Write out the whole listing, matching it exactly.
********
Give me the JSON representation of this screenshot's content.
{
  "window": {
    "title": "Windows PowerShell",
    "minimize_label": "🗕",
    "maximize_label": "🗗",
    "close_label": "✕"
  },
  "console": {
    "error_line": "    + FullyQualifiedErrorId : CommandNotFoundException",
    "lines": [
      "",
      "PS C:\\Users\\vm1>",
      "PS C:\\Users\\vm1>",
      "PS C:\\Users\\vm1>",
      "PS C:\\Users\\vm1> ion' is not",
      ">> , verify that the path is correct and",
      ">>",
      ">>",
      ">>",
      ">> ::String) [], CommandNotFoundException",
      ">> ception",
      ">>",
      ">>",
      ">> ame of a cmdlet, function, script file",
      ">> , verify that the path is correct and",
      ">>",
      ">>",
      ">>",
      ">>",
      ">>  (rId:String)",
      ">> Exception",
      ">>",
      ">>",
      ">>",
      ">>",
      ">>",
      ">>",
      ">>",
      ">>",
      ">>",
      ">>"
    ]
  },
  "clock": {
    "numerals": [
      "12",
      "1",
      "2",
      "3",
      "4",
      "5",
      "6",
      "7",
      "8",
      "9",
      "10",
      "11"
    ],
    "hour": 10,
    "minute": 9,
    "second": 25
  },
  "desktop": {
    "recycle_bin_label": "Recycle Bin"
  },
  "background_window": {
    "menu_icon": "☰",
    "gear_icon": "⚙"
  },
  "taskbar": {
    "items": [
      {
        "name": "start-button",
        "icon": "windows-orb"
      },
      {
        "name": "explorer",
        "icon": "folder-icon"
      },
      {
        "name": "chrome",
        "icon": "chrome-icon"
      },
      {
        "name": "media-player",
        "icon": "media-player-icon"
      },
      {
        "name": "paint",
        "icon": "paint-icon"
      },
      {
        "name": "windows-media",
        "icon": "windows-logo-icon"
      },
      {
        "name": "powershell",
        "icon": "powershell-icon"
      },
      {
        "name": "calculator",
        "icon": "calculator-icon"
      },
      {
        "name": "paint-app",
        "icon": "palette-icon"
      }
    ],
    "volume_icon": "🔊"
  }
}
********
Answer to this task:
Give me the JSON representation of this screenshot's content.
{
  "window": {
    "title": "Windows PowerShell",
    "minimize_label": "🗕",
    "maximize_label": "🗗",
    "close_label": "✕"
  },
  "console": {
    "error_line": "    + FullyQualifiedErrorId : CommandNotFoundException",
    "lines": [
      "",
      "PS C:\\Users\\vm1>",
      "PS C:\\Users\\vm1>",
      "PS C:\\Users\\vm1>",
      "PS C:\\Users\\vm1> ion' is not",
      ">> , verify that the path is correct and",
      ">>",
      ">>",
      ">>",
      ">> ::String) [], CommandNotFoundException",
      ">> ception",
      ">>",
      ">>",
      ">> ame of a cmdlet, function, script file",
      ">> , verify that the path is correct and",
      ">>",
      ">>",
      ">>",
      ">>",
      ">>  (rId:String)",
      ">> Exception",
      ">>",
      ">>",
      ">>",
      ">>",
      ">>",
      ">>",
      ">>",
      ">>",
      ">>",
      ">>"
    ]
  },
  "clock": {
    "numerals": [
      "12",
      "1",
      "2",
      "3",
      "4",
      "5",
      "6",
      "7",
      "8",
      "9",
      "10",
      "11"
    ],
    "hour": 10,
    "minute": 9,
    "second": 25
  },
  "desktop": {
    "recycle_bin_label": "Recycle Bin"
  },
  "background_window": {
    "menu_icon": "☰",
    "gear_icon": "⚙"
  },
  "taskbar": {
    "items": [
      {
        "name": "start-button",
        "icon": "windows-orb"
      },
      {
        "name": "explorer",
        "icon": "folder-icon"
      },
      {
        "name": "chrome",
        "icon": "chrome-icon"
      },
      {
        "name": "media-player",
        "icon": "media-player-icon"
      },
      {
        "name": "paint",
        "icon": "paint-icon"
      },
      {
        "name": "windows-media",
        "icon": "windows-logo-icon"
      },
      {
        "name": "powershell",
        "icon": "powershell-icon"
      },
      {
        "name": "calculator",
        "icon": "calculator-icon"
      },
      {
        "name": "paint-app",
        "icon": "palette-icon"
      }
    ],
    "volume_icon": "🔊"
  }
}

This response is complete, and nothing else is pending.